### YOUR GOAL
Please copy out the records below verbatim, from the line with "bar [574,336,620,526]" up to and including the line with "x-tick-label: Af og til [441,549,498,568]".
───── INPUT MATERIAL
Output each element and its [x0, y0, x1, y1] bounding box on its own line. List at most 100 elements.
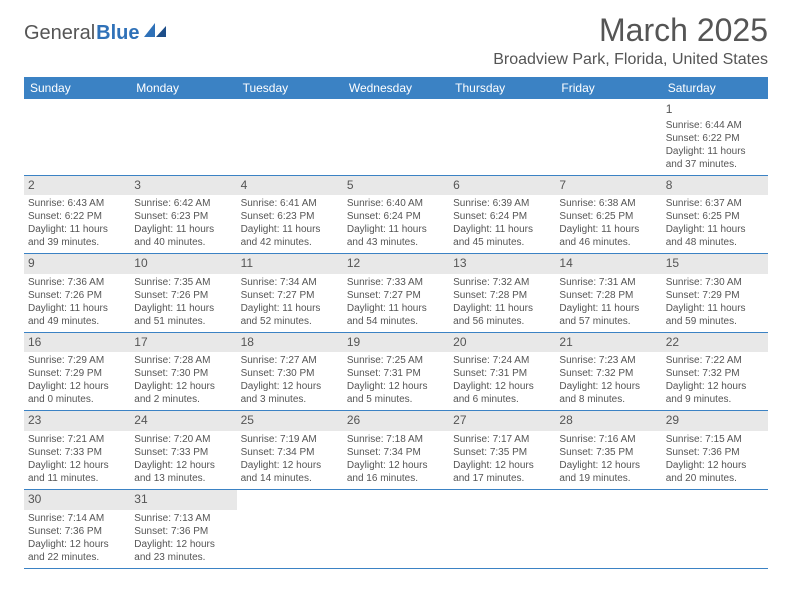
day-cell: 1Sunrise: 6:44 AMSunset: 6:22 PMDaylight… — [662, 99, 768, 175]
sunset-text: Sunset: 6:24 PM — [347, 210, 445, 223]
day-cell: 16Sunrise: 7:29 AMSunset: 7:29 PMDayligh… — [24, 333, 130, 411]
daylight-text: Daylight: 12 hours and 2 minutes. — [134, 380, 232, 406]
day-cell — [237, 490, 343, 568]
day-cell — [555, 99, 661, 175]
day-number: 15 — [662, 254, 768, 274]
day-cell — [343, 490, 449, 568]
day-cell: 23Sunrise: 7:21 AMSunset: 7:33 PMDayligh… — [24, 411, 130, 489]
day-cell: 27Sunrise: 7:17 AMSunset: 7:35 PMDayligh… — [449, 411, 555, 489]
day-number: 3 — [130, 176, 236, 196]
daylight-text: Daylight: 12 hours and 5 minutes. — [347, 380, 445, 406]
sunrise-text: Sunrise: 7:20 AM — [134, 433, 232, 446]
day-cell — [24, 99, 130, 175]
day-cell: 17Sunrise: 7:28 AMSunset: 7:30 PMDayligh… — [130, 333, 236, 411]
daylight-text: Daylight: 11 hours and 56 minutes. — [453, 302, 551, 328]
week-row: 9Sunrise: 7:36 AMSunset: 7:26 PMDaylight… — [24, 254, 768, 333]
daylight-text: Daylight: 12 hours and 22 minutes. — [28, 538, 126, 564]
day-number: 8 — [662, 176, 768, 196]
daylight-text: Daylight: 12 hours and 13 minutes. — [134, 459, 232, 485]
daylight-text: Daylight: 12 hours and 9 minutes. — [666, 380, 764, 406]
sunset-text: Sunset: 7:29 PM — [666, 289, 764, 302]
weekday-friday: Friday — [555, 77, 661, 99]
logo: GeneralBlue — [24, 22, 166, 45]
weekday-wednesday: Wednesday — [343, 77, 449, 99]
day-cell: 5Sunrise: 6:40 AMSunset: 6:24 PMDaylight… — [343, 176, 449, 254]
day-cell: 6Sunrise: 6:39 AMSunset: 6:24 PMDaylight… — [449, 176, 555, 254]
daylight-text: Daylight: 12 hours and 0 minutes. — [28, 380, 126, 406]
daylight-text: Daylight: 12 hours and 17 minutes. — [453, 459, 551, 485]
sunset-text: Sunset: 6:24 PM — [453, 210, 551, 223]
sunrise-text: Sunrise: 7:29 AM — [28, 354, 126, 367]
week-row: 1Sunrise: 6:44 AMSunset: 6:22 PMDaylight… — [24, 99, 768, 176]
sunset-text: Sunset: 7:34 PM — [347, 446, 445, 459]
sunrise-text: Sunrise: 6:41 AM — [241, 197, 339, 210]
sunset-text: Sunset: 6:23 PM — [134, 210, 232, 223]
sunset-text: Sunset: 7:35 PM — [559, 446, 657, 459]
daylight-text: Daylight: 11 hours and 46 minutes. — [559, 223, 657, 249]
day-number: 30 — [24, 490, 130, 510]
day-cell: 19Sunrise: 7:25 AMSunset: 7:31 PMDayligh… — [343, 333, 449, 411]
sunset-text: Sunset: 7:31 PM — [347, 367, 445, 380]
sunrise-text: Sunrise: 7:13 AM — [134, 512, 232, 525]
day-number: 14 — [555, 254, 661, 274]
daylight-text: Daylight: 11 hours and 37 minutes. — [666, 145, 764, 171]
sunset-text: Sunset: 6:25 PM — [559, 210, 657, 223]
sunrise-text: Sunrise: 7:35 AM — [134, 276, 232, 289]
day-cell: 29Sunrise: 7:15 AMSunset: 7:36 PMDayligh… — [662, 411, 768, 489]
title-block: March 2025 Broadview Park, Florida, Unit… — [493, 12, 768, 69]
daylight-text: Daylight: 11 hours and 48 minutes. — [666, 223, 764, 249]
sunset-text: Sunset: 7:30 PM — [134, 367, 232, 380]
daylight-text: Daylight: 11 hours and 39 minutes. — [28, 223, 126, 249]
daylight-text: Daylight: 12 hours and 8 minutes. — [559, 380, 657, 406]
sunrise-text: Sunrise: 7:28 AM — [134, 354, 232, 367]
day-number: 28 — [555, 411, 661, 431]
day-number: 25 — [237, 411, 343, 431]
sunrise-text: Sunrise: 7:23 AM — [559, 354, 657, 367]
sunset-text: Sunset: 7:27 PM — [347, 289, 445, 302]
sunrise-text: Sunrise: 7:34 AM — [241, 276, 339, 289]
sunrise-text: Sunrise: 7:32 AM — [453, 276, 551, 289]
daylight-text: Daylight: 12 hours and 19 minutes. — [559, 459, 657, 485]
sunset-text: Sunset: 7:28 PM — [453, 289, 551, 302]
day-number: 31 — [130, 490, 236, 510]
sunrise-text: Sunrise: 7:31 AM — [559, 276, 657, 289]
calendar: Sunday Monday Tuesday Wednesday Thursday… — [24, 77, 768, 569]
day-number: 29 — [662, 411, 768, 431]
week-row: 2Sunrise: 6:43 AMSunset: 6:22 PMDaylight… — [24, 176, 768, 255]
sunset-text: Sunset: 7:26 PM — [134, 289, 232, 302]
sunrise-text: Sunrise: 6:39 AM — [453, 197, 551, 210]
day-number: 13 — [449, 254, 555, 274]
day-cell: 4Sunrise: 6:41 AMSunset: 6:23 PMDaylight… — [237, 176, 343, 254]
daylight-text: Daylight: 11 hours and 40 minutes. — [134, 223, 232, 249]
day-cell: 30Sunrise: 7:14 AMSunset: 7:36 PMDayligh… — [24, 490, 130, 568]
daylight-text: Daylight: 12 hours and 3 minutes. — [241, 380, 339, 406]
day-number: 18 — [237, 333, 343, 353]
day-cell: 14Sunrise: 7:31 AMSunset: 7:28 PMDayligh… — [555, 254, 661, 332]
weekday-tuesday: Tuesday — [237, 77, 343, 99]
sunrise-text: Sunrise: 7:33 AM — [347, 276, 445, 289]
daylight-text: Daylight: 11 hours and 42 minutes. — [241, 223, 339, 249]
day-cell — [449, 99, 555, 175]
sunset-text: Sunset: 7:33 PM — [28, 446, 126, 459]
week-row: 30Sunrise: 7:14 AMSunset: 7:36 PMDayligh… — [24, 490, 768, 569]
day-number: 6 — [449, 176, 555, 196]
daylight-text: Daylight: 11 hours and 51 minutes. — [134, 302, 232, 328]
day-number: 17 — [130, 333, 236, 353]
day-cell: 8Sunrise: 6:37 AMSunset: 6:25 PMDaylight… — [662, 176, 768, 254]
day-cell: 25Sunrise: 7:19 AMSunset: 7:34 PMDayligh… — [237, 411, 343, 489]
daylight-text: Daylight: 12 hours and 14 minutes. — [241, 459, 339, 485]
sunrise-text: Sunrise: 6:43 AM — [28, 197, 126, 210]
day-cell: 11Sunrise: 7:34 AMSunset: 7:27 PMDayligh… — [237, 254, 343, 332]
day-cell — [130, 99, 236, 175]
day-number: 21 — [555, 333, 661, 353]
day-cell: 21Sunrise: 7:23 AMSunset: 7:32 PMDayligh… — [555, 333, 661, 411]
sunset-text: Sunset: 7:32 PM — [666, 367, 764, 380]
sunrise-text: Sunrise: 7:18 AM — [347, 433, 445, 446]
day-cell — [662, 490, 768, 568]
sunset-text: Sunset: 6:23 PM — [241, 210, 339, 223]
daylight-text: Daylight: 11 hours and 59 minutes. — [666, 302, 764, 328]
day-number: 12 — [343, 254, 449, 274]
weekday-sunday: Sunday — [24, 77, 130, 99]
daylight-text: Daylight: 12 hours and 16 minutes. — [347, 459, 445, 485]
day-cell — [449, 490, 555, 568]
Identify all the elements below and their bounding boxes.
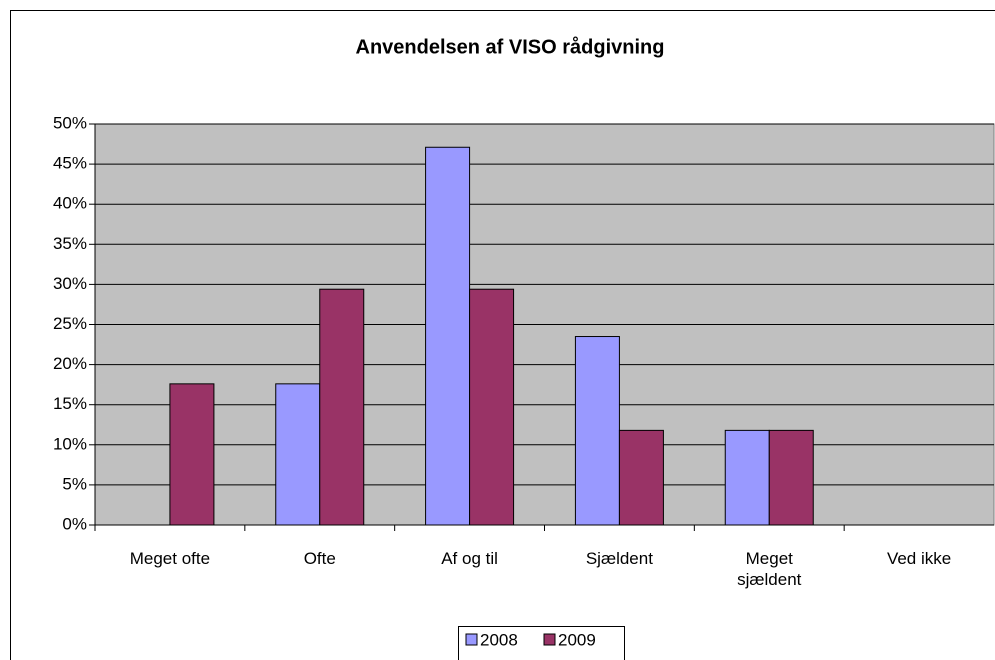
bar [574,336,620,526]
y-tick-label: 5% [62,474,87,493]
y-tick-label: 0% [62,514,87,533]
legend-label: 2009 [558,630,596,649]
bar [618,429,664,526]
x-tick-label: Ved ikke [886,549,952,568]
bar [768,429,814,526]
y-tick-label: 30% [53,274,87,293]
legend-box [458,626,625,660]
bar [169,383,215,526]
y-tick-label: 10% [53,434,87,453]
chart-title: Anvendelsen af VISO rådgivning [356,35,665,58]
y-tick-label: 40% [53,194,87,213]
y-tick-label: 25% [53,314,87,333]
x-tick-label: Sjældent [585,549,653,568]
y-tick-label: 15% [53,394,87,413]
y-tick-label: 50% [53,113,87,132]
legend-swatch [543,633,556,646]
x-tick-label: Meget ofte [129,549,211,568]
y-tick-label: 35% [53,234,87,253]
bar [319,288,365,526]
y-tick-label: 45% [53,154,87,173]
bar [425,146,471,526]
y-tick-label: 20% [53,354,87,373]
bar [724,429,770,526]
legend-swatch [465,633,478,646]
bar [275,383,321,526]
x-tick-label: Meget sjældent [737,549,802,589]
bar [469,288,515,526]
x-tick-label: Ofte [303,549,336,568]
legend-label: 2008 [480,630,518,649]
x-tick-label: Af og til [441,549,498,568]
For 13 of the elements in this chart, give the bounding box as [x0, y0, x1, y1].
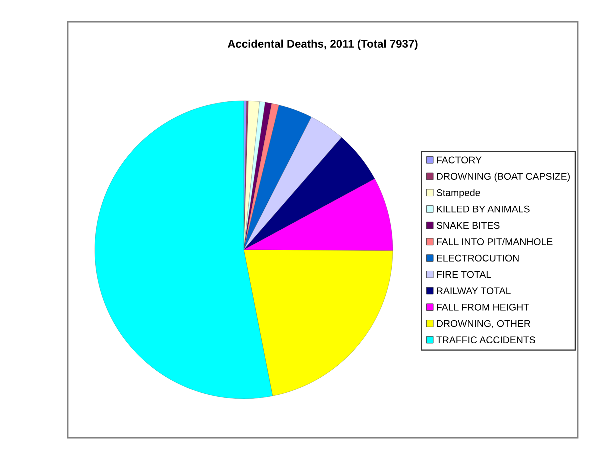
- legend-label: DROWNING (BOAT CAPSIZE): [437, 172, 570, 182]
- legend-label: KILLED BY ANIMALS: [437, 206, 530, 213]
- chart-title: Accidental Deaths, 2011 (Total 7937): [228, 40, 418, 50]
- legend-label: FACTORY: [437, 156, 482, 164]
- legend-label: FALL FROM HEIGHT: [437, 304, 530, 311]
- legend-label: RAILWAY TOTAL: [437, 288, 511, 294]
- legend-label: SNAKE BITES: [436, 222, 500, 230]
- legend-label: FALL INTO PIT/MANHOLE: [437, 238, 553, 246]
- legend-label: Stampede: [436, 189, 480, 198]
- legend-label: FIRE TOTAL: [437, 271, 492, 278]
- legend-label: DROWNING, OTHER: [437, 320, 531, 328]
- legend-label: TRAFFIC ACCIDENTS: [436, 336, 536, 344]
- legend-label: ELECTROCUTION: [437, 254, 519, 262]
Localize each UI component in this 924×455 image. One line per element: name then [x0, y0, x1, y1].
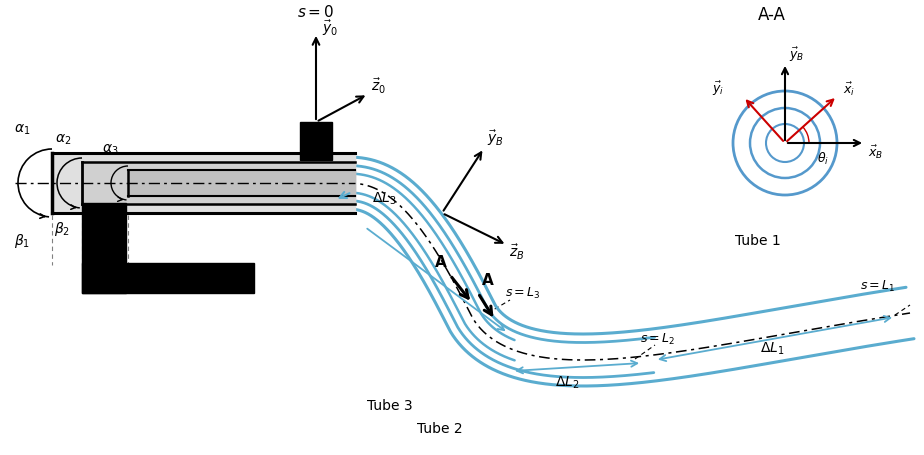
- Text: $\vec{y}_B$: $\vec{y}_B$: [789, 46, 804, 64]
- Text: $\vec{z}_B$: $\vec{z}_B$: [509, 243, 525, 263]
- Text: $\alpha_3$: $\alpha_3$: [102, 143, 118, 157]
- Text: $\vec{x}_B$: $\vec{x}_B$: [868, 144, 883, 161]
- Text: A: A: [435, 255, 446, 270]
- Text: $\vec{x}_i$: $\vec{x}_i$: [843, 81, 856, 98]
- Text: $\vec{y}_i$: $\vec{y}_i$: [711, 80, 723, 98]
- Text: $\vec{z}_0$: $\vec{z}_0$: [371, 77, 386, 96]
- Text: $s=L_1$: $s=L_1$: [860, 279, 895, 294]
- Text: Tube 1: Tube 1: [735, 234, 781, 248]
- Text: $\beta_3$: $\beta_3$: [102, 204, 118, 222]
- Text: $\vec{y}_0$: $\vec{y}_0$: [322, 18, 338, 38]
- Text: Tube 2: Tube 2: [418, 422, 463, 436]
- Text: $\beta_2$: $\beta_2$: [54, 220, 70, 238]
- Text: $\theta_i$: $\theta_i$: [817, 151, 829, 167]
- Text: $\alpha_1$: $\alpha_1$: [14, 123, 30, 137]
- Text: Tube 3: Tube 3: [367, 399, 413, 413]
- Bar: [300, 122, 332, 160]
- Text: $s=0$: $s=0$: [298, 4, 334, 20]
- Text: $\Delta L_2$: $\Delta L_2$: [555, 375, 579, 391]
- Text: $\beta_1$: $\beta_1$: [14, 232, 30, 250]
- Text: $s=L_2$: $s=L_2$: [640, 332, 675, 347]
- Bar: [82, 203, 126, 293]
- Bar: [82, 263, 254, 293]
- Text: $\alpha_2$: $\alpha_2$: [55, 133, 71, 147]
- Text: $\vec{y}_B$: $\vec{y}_B$: [487, 128, 504, 148]
- Text: A-A: A-A: [758, 6, 786, 24]
- Text: A: A: [482, 273, 493, 288]
- Text: $s=L_3$: $s=L_3$: [505, 286, 541, 301]
- Text: $\Delta L_1$: $\Delta L_1$: [760, 341, 784, 357]
- Text: $\Delta L_3$: $\Delta L_3$: [372, 191, 396, 207]
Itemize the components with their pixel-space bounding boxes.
──────────
### TASK SOLUTION
bar [574,336,620,526]
y-tick-label: 5% [62,474,87,493]
y-tick-label: 0% [62,514,87,533]
legend-label: 2009 [558,630,596,649]
bar [618,429,664,526]
x-tick-label: Ved ikke [886,549,952,568]
bar [768,429,814,526]
y-tick-label: 30% [53,274,87,293]
legend-box [458,626,625,660]
bar [169,383,215,526]
y-tick-label: 10% [53,434,87,453]
chart-title: Anvendelsen af VISO rådgivning [356,35,665,58]
y-tick-label: 40% [53,194,87,213]
y-tick-label: 25% [53,314,87,333]
x-tick-label: Sjældent [585,549,653,568]
y-tick-label: 15% [53,394,87,413]
y-tick-label: 50% [53,113,87,132]
legend-swatch [543,633,556,646]
x-tick-label: Meget ofte [129,549,211,568]
y-tick-label: 35% [53,234,87,253]
bar [319,288,365,526]
y-tick-label: 45% [53,154,87,173]
bar [425,146,471,526]
y-tick-label: 20% [53,354,87,373]
bar [724,429,770,526]
legend-swatch [465,633,478,646]
bar [275,383,321,526]
x-tick-label: Meget sjældent [737,549,802,589]
bar [469,288,515,526]
x-tick-label: Ofte [303,549,336,568]
legend-label: 2008 [480,630,518,649]
x-tick-label: Af og til [441,549,498,568]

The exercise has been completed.